» **WHAT THIS TASK INVOLVES**
The data below is to be returned in full and exactly.
───── DATASET ENTRIES ─────
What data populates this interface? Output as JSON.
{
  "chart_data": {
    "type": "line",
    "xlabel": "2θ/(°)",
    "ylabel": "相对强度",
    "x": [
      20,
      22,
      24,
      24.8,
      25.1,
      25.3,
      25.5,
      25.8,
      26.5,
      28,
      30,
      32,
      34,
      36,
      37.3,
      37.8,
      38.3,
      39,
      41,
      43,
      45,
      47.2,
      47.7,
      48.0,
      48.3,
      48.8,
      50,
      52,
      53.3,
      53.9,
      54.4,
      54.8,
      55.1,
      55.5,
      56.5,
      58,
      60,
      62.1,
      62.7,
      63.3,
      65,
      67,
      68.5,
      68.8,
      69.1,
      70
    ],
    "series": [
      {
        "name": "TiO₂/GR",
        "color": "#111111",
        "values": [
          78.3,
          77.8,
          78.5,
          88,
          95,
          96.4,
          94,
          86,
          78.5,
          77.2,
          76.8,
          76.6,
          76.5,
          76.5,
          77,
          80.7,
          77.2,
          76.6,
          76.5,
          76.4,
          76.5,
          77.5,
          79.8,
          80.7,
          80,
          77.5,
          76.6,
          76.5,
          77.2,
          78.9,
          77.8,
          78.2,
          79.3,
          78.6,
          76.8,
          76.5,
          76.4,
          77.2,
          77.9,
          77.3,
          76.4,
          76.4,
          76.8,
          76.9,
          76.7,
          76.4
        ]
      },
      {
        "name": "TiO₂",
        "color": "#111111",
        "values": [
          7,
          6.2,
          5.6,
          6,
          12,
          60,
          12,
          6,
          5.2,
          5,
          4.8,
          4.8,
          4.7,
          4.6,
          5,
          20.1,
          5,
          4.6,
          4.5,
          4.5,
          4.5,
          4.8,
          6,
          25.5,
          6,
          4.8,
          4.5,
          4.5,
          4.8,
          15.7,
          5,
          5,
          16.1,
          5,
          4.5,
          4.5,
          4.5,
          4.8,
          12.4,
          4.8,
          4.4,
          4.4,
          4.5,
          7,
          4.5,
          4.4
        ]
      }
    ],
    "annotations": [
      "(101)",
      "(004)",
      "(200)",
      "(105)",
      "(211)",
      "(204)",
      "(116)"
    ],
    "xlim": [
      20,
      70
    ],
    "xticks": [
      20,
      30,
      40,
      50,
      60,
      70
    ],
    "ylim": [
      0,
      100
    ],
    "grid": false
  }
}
─────
» **RESULT FOR THIS TASK**
What data populates this interface? Output as JSON.
{
  "chart_data": {
    "type": "line",
    "xlabel": "2θ/(°)",
    "ylabel": "相对强度",
    "x": [
      20,
      22,
      24,
      24.8,
      25.1,
      25.3,
      25.5,
      25.8,
      26.5,
      28,
      30,
      32,
      34,
      36,
      37.3,
      37.8,
      38.3,
      39,
      41,
      43,
      45,
      47.2,
      47.7,
      48.0,
      48.3,
      48.8,
      50,
      52,
      53.3,
      53.9,
      54.4,
      54.8,
      55.1,
      55.5,
      56.5,
      58,
      60,
      62.1,
      62.7,
      63.3,
      65,
      67,
      68.5,
      68.8,
      69.1,
      70
    ],
    "series": [
      {
        "name": "TiO₂/GR",
        "color": "#111111",
        "values": [
          78.3,
          77.8,
          78.5,
          88,
          95,
          96.4,
          94,
          86,
          78.5,
          77.2,
          76.8,
          76.6,
          76.5,
          76.5,
          77,
          80.7,
          77.2,
          76.6,
          76.5,
          76.4,
          76.5,
          77.5,
          79.8,
          80.7,
          80,
          77.5,
          76.6,
          76.5,
          77.2,
          78.9,
          77.8,
          78.2,
          79.3,
          78.6,
          76.8,
          76.5,
          76.4,
          77.2,
          77.9,
          77.3,
          76.4,
          76.4,
          76.8,
          76.9,
          76.7,
          76.4
        ]
      },
      {
        "name": "TiO₂",
        "color": "#111111",
        "values": [
          7,
          6.2,
          5.6,
          6,
          12,
          60,
          12,
          6,
          5.2,
          5,
          4.8,
          4.8,
          4.7,
          4.6,
          5,
          20.1,
          5,
          4.6,
          4.5,
          4.5,
          4.5,
          4.8,
          6,
          25.5,
          6,
          4.8,
          4.5,
          4.5,
          4.8,
          15.7,
          5,
          5,
          16.1,
          5,
          4.5,
          4.5,
          4.5,
          4.8,
          12.4,
          4.8,
          4.4,
          4.4,
          4.5,
          7,
          4.5,
          4.4
        ]
      }
    ],
    "annotations": [
      "(101)",
      "(004)",
      "(200)",
      "(105)",
      "(211)",
      "(204)",
      "(116)"
    ],
    "xlim": [
      20,
      70
    ],
    "xticks": [
      20,
      30,
      40,
      50,
      60,
      70
    ],
    "ylim": [
      0,
      100
    ],
    "grid": false
  }
}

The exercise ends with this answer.